We generally use words such as “anticipates,” “believes,” “expects,” “intends” and similar expressions to identify forward-looking statements. Our actual results could differ materially from those projected in the forward-looking statements for any reason, including any factors set forth in “Risk Factors” and elsewhere in this report.
We have based the forward-looking statements included in this report on information available to us on the date of this report, and we assume no obligation to update any such forward-looking statements. Although we undertake no obligation to revise or update any forward-looking statements, whether as a result of new information, future events or otherwise, you are advised to consult any additional disclosures that we may make directly to you or through reports that we in the future may file with the SEC, including any annual reports on Form 10-K, quarterly reports on Form 10-Q and current reports on Form 8-K.

→ **Prompt 1**
Transcribe the forward-looking statements passage between "We have based" and "on Form 8-K.", inclusive.

Layout coordinate data

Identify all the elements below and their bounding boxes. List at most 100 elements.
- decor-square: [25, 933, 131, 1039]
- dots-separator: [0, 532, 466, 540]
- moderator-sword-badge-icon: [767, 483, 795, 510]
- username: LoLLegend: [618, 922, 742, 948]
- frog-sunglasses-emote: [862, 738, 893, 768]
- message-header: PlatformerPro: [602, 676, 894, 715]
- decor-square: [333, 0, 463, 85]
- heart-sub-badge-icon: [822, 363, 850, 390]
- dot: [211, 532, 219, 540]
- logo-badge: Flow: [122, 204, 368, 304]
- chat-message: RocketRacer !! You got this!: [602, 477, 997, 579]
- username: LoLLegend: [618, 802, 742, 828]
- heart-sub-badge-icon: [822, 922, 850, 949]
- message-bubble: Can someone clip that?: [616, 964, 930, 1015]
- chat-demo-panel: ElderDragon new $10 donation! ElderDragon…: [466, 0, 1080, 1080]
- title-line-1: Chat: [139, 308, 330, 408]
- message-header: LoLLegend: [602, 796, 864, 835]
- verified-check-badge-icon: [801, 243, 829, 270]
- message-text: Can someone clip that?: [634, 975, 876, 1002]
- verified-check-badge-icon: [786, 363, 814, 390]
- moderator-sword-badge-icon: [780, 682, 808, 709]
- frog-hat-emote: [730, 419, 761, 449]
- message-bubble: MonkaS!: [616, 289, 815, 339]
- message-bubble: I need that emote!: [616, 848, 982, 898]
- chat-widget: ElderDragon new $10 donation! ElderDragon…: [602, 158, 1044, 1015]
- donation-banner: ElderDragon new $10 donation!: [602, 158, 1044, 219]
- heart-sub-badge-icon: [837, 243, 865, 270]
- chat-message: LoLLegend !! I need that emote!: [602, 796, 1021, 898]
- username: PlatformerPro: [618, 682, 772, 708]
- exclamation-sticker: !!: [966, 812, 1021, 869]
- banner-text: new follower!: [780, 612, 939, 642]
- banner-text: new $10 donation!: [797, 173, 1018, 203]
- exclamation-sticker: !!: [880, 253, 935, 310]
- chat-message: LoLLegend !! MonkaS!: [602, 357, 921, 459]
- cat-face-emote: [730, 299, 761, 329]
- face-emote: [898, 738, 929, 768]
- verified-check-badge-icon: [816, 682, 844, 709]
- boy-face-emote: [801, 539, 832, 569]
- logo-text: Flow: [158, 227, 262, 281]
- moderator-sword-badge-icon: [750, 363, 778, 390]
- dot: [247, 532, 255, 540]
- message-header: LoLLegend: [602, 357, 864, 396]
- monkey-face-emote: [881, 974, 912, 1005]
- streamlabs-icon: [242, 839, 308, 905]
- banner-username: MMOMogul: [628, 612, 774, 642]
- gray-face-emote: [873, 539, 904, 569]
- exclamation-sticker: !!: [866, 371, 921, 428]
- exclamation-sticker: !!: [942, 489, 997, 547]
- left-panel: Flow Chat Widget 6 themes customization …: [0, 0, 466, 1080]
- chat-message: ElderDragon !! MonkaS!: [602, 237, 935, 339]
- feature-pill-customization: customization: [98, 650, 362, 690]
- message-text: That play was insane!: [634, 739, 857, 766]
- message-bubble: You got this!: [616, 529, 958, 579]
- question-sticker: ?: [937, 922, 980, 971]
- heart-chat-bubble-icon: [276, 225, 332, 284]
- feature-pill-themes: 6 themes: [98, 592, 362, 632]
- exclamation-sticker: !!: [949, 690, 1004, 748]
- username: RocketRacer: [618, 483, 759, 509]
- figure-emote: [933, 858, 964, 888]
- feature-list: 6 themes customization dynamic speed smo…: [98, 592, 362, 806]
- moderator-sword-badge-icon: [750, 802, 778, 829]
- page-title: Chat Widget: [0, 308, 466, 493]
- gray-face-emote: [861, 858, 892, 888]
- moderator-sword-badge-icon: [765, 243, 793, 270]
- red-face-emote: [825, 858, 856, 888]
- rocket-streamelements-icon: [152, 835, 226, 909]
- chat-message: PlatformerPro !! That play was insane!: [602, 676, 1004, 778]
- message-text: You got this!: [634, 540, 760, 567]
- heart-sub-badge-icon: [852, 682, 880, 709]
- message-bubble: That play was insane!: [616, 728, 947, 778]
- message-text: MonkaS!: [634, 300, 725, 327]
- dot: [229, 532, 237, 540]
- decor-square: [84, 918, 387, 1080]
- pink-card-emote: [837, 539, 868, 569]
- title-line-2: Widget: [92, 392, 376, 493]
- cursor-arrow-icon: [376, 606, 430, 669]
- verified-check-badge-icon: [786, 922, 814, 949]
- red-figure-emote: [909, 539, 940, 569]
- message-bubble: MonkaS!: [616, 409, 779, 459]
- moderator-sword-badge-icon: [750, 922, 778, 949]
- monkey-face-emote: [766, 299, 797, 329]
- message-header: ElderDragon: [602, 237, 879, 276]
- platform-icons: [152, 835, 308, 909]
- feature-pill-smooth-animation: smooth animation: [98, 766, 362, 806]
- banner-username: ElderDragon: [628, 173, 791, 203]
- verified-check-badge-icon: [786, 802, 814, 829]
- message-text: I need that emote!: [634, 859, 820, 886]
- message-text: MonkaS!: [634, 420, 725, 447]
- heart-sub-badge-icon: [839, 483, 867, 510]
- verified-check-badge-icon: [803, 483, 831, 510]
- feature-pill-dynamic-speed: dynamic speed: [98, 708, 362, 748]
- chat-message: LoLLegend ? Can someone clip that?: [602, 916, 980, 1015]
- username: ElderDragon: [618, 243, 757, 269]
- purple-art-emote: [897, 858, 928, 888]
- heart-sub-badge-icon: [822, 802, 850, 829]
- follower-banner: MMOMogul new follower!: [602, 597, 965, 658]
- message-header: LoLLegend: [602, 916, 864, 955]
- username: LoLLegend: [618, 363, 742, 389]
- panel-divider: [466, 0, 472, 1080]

→ **Prompt 2**
Express the lines of the records, from their start through the line holding "- banner-text: new $10", inclusive, as a Markdown table with the columns Row and Line, leaving out blank lines.

→ **Exercise result 1**
We have based the forward-looking statements included in this report on information available to us on the date of this report, and we assume no obligation to update any such forward-looking statements. Although we undertake no obligation to revise or update any forward-looking statements, whether as a result of new information, future events or otherwise, you are advised to consult any additional disclosures that we may make directly to you or through reports that we in the future may file with the SEC, including any annual reports on Form 10-K, quarterly reports on Form 10-Q and current reports on Form 8-K.

→ **Exercise result 2**
| Row | Line |
|---|---|
| 1 | Identify all the elements below and their bounding boxes. List at most 100 elements. |
| 2 | - decor-square: [25, 933, 131, 1039] |
| 3 | - dots-separator: [0, 532, 466, 540] |
| 4 | - moderator-sword-badge-icon: [767, 483, 795, 510] |
| 5 | - username: LoLLegend: [618, 922, 742, 948] |
| 6 | - frog-sunglasses-emote: [862, 738, 893, 768] |
| 7 | - message-header: PlatformerPro: [602, 676, 894, 715] |
| 8 | - decor-square: [333, 0, 463, 85] |
| 9 | - heart-sub-badge-icon: [822, 363, 850, 390] |
| 10 | - dot: [211, 532, 219, 540] |
| 11 | - logo-badge: Flow: [122, 204, 368, 304] |
| 12 | - chat-message: RocketRacer !! You got this!: [602, 477, 997, 579] |
| 13 | - username: LoLLegend: [618, 802, 742, 828] |
| 14 | - heart-sub-badge-icon: [822, 922, 850, 949] |
| 15 | - message-bubble: Can someone clip that?: [616, 964, 930, 1015] |
| 16 | - chat-demo-panel: ElderDragon new $10 donation! ElderDragon…: [466, 0, 1080, 1080] |
| 17 | - title-line-1: Chat: [139, 308, 330, 408] |
| 18 | - message-header: LoLLegend: [602, 796, 864, 835] |
| 19 | - verified-check-badge-icon: [801, 243, 829, 270] |
| 20 | - message-text: Can someone clip that?: [634, 975, 876, 1002] |
| 21 | - verified-check-badge-icon: [786, 363, 814, 390] |
| 22 | - moderator-sword-badge-icon: [780, 682, 808, 709] |
| 23 | - frog-hat-emote: [730, 419, 761, 449] |
| 24 | - message-bubble: MonkaS!: [616, 289, 815, 339] |
| 25 | - message-bubble: I need that emote!: [616, 848, 982, 898] |
| 26 | - chat-widget: ElderDragon new $10 donation! ElderDragon…: [602, 158, 1044, 1015] |
| 27 | - donation-banner: ElderDragon new $10 donation!: [602, 158, 1044, 219] |
| 28 | - heart-sub-badge-icon: [837, 243, 865, 270] |
| 29 | - chat-message: LoLLegend !! I need that emote!: [602, 796, 1021, 898] |
| 30 | - username: PlatformerPro: [618, 682, 772, 708] |
| 31 | - exclamation-sticker: !!: [966, 812, 1021, 869] |
| 32 | - banner-text: new follower!: [780, 612, 939, 642] |
| 33 | - banner-text: new $10 donation!: [797, 173, 1018, 203] |